### [Reading passage]

┄┄┄┄┄┄┄┄┄┄┄┄┄┄┄┄┄┄┄┄

Summary
In this study, the available methods and software to predict the well
productivity and total skin factor in fully perforated vertical wells have been
reviewed. The methods have been compared against the experimental data obtained
on an electrolytic apparatus, and their accuracy has been investigated. It has
been observed that the 3D semianalytical model, SPAN 6.0 software, and the
simple hybrid model described in this paper replicate the experimental results
very well. On the other hand, the results estimated from the McLeod method and
the Karakas-Tariq method substantially deviate from the experimental data;
hence, these models/methods should be used with caution.
The literature hosts many equations to predict the total skin factor in
partially perforated vertical wells. Some of the available models have been
tested against the results from the 3D semianalytical model. It has been shown
that total skin-factor equations based on the summation of individual
components do not work.
The 3D semianalytical model has been modified to build an approximate model
for fully and partially perforated inclined wells in isotropic formations.

┄┄┄┄┄┄┄┄┄┄┄┄┄┄┄┄┄┄┄┄

### [Data segment]

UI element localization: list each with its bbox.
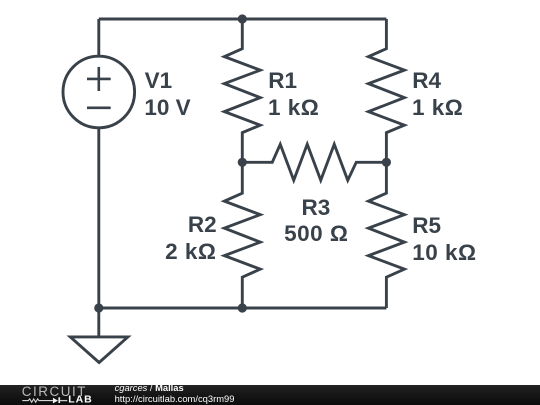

┄┄┄┄┄┄┄┄┄┄┄┄┄┄┄┄┄┄┄┄

From the summary on well productivity, list every method, model, or software package that was compared with the results from the electrolytic apparatus.

- the 3D semianalytical model
- SPAN 6.0 software
- the simple hybrid model
- the McLeod method
- the Karakas-Tariq method